[Items from a dataset]
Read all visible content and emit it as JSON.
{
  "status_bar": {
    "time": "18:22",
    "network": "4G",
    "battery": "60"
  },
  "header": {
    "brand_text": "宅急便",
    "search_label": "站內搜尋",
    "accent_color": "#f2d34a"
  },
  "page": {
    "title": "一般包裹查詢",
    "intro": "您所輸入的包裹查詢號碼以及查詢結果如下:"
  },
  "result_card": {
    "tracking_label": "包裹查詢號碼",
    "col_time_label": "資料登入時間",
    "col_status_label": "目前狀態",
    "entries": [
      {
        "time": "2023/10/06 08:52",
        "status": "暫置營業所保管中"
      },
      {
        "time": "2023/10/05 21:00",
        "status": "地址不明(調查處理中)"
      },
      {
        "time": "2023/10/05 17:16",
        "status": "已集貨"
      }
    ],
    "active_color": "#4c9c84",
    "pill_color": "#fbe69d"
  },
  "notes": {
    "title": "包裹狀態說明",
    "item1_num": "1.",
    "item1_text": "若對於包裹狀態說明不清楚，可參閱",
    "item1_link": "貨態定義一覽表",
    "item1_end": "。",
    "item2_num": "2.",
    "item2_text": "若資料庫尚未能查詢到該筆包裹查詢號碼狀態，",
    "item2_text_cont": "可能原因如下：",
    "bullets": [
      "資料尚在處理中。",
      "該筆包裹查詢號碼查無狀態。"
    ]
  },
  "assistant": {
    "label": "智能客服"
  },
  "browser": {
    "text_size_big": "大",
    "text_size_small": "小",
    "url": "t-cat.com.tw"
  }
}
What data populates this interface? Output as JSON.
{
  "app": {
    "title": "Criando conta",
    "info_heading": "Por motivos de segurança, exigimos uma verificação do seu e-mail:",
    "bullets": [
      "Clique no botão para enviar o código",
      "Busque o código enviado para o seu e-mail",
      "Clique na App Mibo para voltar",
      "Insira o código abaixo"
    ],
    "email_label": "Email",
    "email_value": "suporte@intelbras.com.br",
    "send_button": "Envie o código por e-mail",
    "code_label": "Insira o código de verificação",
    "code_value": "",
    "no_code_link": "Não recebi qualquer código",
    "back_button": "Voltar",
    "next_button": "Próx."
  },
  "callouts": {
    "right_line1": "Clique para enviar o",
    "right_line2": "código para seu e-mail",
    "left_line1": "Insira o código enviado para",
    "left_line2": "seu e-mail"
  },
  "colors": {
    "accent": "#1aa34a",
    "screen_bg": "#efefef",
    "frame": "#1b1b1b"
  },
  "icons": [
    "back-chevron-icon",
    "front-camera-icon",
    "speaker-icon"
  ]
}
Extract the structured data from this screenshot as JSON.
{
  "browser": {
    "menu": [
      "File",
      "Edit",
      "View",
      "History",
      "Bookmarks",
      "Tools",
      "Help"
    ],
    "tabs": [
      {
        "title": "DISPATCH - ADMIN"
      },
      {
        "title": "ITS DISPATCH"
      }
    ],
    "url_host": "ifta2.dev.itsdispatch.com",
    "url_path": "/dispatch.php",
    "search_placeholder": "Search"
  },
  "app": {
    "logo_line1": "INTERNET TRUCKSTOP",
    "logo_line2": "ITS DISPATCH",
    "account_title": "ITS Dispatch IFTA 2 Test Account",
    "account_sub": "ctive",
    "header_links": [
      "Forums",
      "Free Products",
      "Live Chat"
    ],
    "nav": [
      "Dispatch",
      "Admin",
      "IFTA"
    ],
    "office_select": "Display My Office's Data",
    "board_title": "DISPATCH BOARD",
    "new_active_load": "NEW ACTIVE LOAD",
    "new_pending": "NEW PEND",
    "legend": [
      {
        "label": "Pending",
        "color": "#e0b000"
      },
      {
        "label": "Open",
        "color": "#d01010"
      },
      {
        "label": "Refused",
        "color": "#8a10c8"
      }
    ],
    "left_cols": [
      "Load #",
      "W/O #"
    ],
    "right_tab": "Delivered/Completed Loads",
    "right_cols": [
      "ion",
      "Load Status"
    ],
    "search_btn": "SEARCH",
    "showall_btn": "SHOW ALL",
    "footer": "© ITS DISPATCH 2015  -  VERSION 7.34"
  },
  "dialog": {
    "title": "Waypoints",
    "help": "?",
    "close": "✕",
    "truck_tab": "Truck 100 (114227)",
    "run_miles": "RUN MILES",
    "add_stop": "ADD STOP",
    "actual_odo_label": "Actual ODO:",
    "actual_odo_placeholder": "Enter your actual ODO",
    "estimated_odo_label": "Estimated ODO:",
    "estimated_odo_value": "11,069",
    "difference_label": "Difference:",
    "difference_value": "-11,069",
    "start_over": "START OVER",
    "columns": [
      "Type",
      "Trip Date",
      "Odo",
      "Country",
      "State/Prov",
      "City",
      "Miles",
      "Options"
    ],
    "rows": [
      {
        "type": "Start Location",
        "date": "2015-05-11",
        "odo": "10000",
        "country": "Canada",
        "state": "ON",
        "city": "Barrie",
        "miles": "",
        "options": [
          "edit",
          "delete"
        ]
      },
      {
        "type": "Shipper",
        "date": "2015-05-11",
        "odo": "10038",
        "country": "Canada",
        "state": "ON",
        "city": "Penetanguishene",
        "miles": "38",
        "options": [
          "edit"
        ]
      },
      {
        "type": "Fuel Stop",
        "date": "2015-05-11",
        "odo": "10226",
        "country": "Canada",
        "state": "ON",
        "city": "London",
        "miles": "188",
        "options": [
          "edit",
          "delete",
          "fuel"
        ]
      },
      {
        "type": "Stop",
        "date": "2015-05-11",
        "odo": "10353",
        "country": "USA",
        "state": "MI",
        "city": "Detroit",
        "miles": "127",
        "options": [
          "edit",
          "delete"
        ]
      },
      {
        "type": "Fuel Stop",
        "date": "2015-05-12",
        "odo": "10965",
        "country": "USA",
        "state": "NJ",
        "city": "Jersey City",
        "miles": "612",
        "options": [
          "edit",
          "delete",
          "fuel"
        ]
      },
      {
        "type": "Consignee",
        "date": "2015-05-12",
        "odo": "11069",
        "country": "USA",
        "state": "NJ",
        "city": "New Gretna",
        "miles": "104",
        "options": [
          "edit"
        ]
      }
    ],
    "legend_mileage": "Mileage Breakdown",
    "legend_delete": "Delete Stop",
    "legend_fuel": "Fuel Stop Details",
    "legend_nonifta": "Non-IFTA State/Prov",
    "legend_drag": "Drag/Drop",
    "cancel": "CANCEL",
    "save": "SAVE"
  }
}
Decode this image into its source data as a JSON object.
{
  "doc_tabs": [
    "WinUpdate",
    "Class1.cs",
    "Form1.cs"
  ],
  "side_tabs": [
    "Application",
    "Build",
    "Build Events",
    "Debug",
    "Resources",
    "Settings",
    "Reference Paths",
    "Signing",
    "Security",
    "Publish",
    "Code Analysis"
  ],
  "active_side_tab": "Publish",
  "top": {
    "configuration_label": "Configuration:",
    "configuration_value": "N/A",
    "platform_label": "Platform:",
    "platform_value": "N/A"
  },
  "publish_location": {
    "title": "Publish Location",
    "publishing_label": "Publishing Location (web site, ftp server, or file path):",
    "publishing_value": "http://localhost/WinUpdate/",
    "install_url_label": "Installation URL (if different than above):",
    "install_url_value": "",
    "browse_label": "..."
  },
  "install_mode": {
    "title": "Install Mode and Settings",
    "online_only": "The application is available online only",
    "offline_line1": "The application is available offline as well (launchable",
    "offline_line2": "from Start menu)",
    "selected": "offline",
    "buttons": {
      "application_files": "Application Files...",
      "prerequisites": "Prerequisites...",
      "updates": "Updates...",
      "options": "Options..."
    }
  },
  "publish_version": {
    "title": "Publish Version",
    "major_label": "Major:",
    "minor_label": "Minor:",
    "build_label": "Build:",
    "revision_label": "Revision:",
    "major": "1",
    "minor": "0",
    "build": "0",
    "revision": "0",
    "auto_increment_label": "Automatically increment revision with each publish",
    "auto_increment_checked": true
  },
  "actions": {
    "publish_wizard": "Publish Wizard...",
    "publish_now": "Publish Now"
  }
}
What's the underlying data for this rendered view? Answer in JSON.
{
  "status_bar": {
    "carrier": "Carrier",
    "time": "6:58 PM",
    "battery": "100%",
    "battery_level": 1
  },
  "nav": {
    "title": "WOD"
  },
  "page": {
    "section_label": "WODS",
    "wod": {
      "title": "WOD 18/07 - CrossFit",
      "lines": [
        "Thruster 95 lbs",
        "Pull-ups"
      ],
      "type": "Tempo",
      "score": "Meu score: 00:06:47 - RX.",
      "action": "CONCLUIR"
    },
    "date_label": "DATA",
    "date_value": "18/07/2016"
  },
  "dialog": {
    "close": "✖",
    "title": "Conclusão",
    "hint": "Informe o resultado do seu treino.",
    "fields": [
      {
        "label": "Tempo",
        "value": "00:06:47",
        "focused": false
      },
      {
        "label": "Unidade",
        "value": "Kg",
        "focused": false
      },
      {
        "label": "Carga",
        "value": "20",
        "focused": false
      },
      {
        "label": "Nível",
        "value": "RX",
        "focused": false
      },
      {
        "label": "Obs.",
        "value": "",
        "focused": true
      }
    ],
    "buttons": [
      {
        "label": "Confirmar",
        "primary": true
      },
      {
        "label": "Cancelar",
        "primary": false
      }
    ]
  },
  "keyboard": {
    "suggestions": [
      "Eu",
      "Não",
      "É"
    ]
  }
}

What to do -> Starting with the line that contains "What's the underlying", write out each line through the end of the listing, exactly as it appears, and include nothing else.

Response for this exercise ->
What's the underlying data for this rendered view? Answer in JSON.
{
  "status_bar": {
    "carrier": "Carrier",
    "time": "6:58 PM",
    "battery": "100%",
    "battery_level": 1
  },
  "nav": {
    "title": "WOD"
  },
  "page": {
    "section_label": "WODS",
    "wod": {
      "title": "WOD 18/07 - CrossFit",
      "lines": [
        "Thruster 95 lbs",
        "Pull-ups"
      ],
      "type": "Tempo",
      "score": "Meu score: 00:06:47 - RX.",
      "action": "CONCLUIR"
    },
    "date_label": "DATA",
    "date_value": "18/07/2016"
  },
  "dialog": {
    "close": "✖",
    "title": "Conclusão",
    "hint": "Informe o resultado do seu treino.",
    "fields": [
      {
        "label": "Tempo",
        "value": "00:06:47",
        "focused": false
      },
      {
        "label": "Unidade",
        "value": "Kg",
        "focused": false
      },
      {
        "label": "Carga",
        "value": "20",
        "focused": false
      },
      {
        "label": "Nível",
        "value": "RX",
        "focused": false
      },
      {
        "label": "Obs.",
        "value": "",
        "focused": true
      }
    ],
    "buttons": [
      {
        "label": "Confirmar",
        "primary": true
      },
      {
        "label": "Cancelar",
        "primary": false
      }
    ]
  },
  "keyboard": {
    "suggestions": [
      "Eu",
      "Não",
      "É"
    ]
  }
}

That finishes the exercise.